(Box coordinate listings)
======

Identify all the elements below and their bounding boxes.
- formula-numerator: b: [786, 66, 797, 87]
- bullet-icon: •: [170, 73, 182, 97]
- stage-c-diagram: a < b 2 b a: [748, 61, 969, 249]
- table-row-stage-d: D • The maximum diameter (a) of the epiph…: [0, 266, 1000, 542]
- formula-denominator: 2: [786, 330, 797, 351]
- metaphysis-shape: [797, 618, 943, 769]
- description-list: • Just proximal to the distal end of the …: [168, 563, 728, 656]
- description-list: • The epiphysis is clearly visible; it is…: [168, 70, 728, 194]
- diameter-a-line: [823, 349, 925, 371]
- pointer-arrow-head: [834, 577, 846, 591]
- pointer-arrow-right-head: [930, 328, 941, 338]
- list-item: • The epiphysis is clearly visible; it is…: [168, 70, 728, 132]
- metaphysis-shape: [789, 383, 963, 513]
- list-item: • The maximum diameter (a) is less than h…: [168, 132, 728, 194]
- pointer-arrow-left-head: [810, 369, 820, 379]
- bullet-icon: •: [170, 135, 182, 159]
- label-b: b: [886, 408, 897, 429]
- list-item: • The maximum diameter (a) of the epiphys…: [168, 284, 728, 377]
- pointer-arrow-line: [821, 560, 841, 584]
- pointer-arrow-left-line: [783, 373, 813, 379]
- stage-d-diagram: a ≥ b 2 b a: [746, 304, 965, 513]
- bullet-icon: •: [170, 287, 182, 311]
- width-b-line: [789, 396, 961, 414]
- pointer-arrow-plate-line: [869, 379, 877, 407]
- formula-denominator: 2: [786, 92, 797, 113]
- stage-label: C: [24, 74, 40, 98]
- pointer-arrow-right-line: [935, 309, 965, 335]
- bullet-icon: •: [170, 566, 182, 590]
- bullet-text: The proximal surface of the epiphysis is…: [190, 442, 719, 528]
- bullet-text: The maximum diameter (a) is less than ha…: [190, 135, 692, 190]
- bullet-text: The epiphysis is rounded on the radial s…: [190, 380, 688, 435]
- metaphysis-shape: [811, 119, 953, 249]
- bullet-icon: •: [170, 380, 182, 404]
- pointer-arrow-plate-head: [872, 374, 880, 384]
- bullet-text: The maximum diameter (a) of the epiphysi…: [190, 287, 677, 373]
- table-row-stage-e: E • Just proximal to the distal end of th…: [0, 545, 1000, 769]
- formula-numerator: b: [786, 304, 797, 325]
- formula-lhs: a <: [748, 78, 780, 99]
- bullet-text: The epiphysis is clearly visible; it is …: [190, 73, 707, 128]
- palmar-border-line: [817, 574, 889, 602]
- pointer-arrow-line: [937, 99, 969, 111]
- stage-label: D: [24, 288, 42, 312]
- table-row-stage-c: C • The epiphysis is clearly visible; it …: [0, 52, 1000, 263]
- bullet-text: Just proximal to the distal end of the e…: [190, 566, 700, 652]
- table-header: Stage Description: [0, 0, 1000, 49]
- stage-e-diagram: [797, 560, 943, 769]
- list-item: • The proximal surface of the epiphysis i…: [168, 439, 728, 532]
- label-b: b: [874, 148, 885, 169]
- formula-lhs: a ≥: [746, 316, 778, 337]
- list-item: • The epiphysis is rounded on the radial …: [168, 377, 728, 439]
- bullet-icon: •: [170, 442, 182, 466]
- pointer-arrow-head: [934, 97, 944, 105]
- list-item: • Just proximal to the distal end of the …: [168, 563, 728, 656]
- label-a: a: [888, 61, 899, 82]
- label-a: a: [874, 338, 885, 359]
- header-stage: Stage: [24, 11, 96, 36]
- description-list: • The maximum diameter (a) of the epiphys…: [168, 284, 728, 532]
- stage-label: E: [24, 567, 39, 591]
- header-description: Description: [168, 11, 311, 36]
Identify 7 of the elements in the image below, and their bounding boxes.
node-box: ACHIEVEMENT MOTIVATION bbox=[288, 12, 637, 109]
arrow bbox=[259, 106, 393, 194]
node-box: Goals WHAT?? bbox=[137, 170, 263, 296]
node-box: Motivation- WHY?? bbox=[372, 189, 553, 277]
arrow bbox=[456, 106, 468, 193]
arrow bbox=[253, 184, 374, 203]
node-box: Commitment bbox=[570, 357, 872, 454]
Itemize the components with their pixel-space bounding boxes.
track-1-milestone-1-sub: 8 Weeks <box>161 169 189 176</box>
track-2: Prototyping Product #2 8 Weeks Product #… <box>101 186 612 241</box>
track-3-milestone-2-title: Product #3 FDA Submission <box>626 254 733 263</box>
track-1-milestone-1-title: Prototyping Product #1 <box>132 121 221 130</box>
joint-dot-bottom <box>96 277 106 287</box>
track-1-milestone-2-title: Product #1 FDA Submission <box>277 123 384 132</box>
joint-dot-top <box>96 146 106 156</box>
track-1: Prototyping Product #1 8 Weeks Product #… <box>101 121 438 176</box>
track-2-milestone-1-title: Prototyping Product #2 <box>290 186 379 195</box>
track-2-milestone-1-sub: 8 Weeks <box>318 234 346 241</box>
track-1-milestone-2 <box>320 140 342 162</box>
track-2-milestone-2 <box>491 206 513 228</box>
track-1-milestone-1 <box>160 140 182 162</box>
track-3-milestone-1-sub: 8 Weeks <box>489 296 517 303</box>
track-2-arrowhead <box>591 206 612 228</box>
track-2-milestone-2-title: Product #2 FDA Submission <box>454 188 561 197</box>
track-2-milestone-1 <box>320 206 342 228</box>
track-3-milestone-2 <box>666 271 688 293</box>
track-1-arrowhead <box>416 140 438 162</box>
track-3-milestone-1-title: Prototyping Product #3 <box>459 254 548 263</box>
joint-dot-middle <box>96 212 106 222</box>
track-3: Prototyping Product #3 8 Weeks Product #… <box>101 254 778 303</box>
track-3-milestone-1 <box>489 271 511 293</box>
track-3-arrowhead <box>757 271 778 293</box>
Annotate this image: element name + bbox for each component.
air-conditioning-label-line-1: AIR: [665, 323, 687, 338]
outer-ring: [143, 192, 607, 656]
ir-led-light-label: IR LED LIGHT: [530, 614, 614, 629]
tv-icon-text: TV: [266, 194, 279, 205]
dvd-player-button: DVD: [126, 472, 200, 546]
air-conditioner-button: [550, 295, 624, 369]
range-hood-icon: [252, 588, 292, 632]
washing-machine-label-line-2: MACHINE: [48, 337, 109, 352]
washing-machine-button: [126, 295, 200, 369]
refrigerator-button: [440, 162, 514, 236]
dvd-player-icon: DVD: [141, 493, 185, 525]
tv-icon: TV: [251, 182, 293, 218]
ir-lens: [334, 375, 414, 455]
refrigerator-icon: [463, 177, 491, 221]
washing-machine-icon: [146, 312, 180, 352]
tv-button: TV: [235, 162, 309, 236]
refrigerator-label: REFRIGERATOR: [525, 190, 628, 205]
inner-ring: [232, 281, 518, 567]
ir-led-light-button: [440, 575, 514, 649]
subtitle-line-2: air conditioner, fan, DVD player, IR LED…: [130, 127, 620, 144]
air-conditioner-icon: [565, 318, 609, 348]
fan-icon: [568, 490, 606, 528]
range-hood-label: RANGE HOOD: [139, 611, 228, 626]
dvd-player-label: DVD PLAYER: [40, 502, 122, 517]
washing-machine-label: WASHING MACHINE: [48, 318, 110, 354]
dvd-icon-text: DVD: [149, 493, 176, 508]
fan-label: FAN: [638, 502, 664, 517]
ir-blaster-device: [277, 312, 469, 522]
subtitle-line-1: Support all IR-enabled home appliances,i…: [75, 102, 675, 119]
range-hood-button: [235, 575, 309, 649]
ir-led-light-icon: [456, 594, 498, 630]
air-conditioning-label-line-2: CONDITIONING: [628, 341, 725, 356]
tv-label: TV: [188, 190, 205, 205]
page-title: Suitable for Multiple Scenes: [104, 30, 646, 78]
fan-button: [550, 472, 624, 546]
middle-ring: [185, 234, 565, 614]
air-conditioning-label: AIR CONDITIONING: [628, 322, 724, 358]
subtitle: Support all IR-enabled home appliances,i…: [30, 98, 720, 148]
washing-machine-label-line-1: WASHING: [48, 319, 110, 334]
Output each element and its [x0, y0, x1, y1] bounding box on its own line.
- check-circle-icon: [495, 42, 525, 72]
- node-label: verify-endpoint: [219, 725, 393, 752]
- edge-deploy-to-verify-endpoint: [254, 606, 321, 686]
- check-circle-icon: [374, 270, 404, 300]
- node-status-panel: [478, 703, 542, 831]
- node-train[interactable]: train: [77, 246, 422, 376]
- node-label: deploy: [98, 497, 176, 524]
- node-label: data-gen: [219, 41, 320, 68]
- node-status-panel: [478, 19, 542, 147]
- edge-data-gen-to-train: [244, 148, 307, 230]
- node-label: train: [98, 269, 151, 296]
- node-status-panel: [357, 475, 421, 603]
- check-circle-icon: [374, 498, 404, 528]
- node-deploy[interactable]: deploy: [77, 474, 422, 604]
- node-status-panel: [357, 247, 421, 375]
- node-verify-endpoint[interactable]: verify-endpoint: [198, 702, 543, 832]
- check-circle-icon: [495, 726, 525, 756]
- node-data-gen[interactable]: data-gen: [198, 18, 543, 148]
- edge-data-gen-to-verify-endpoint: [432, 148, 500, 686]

======

Copy the material from its first line through the line containing "- description-list: • Just", swapping "bounding boxes" for "outer boxes" and keeping everything else the same.

> _Output of the task_
Identify all the elements below and their outer boxes.
- formula-numerator: b: [786, 66, 797, 87]
- bullet-icon: •: [170, 73, 182, 97]
- stage-c-diagram: a < b 2 b a: [748, 61, 969, 249]
- table-row-stage-d: D • The maximum diameter (a) of the epiph…: [0, 266, 1000, 542]
- formula-denominator: 2: [786, 330, 797, 351]
- metaphysis-shape: [797, 618, 943, 769]
- description-list: • Just proximal to the distal end of the …: [168, 563, 728, 656]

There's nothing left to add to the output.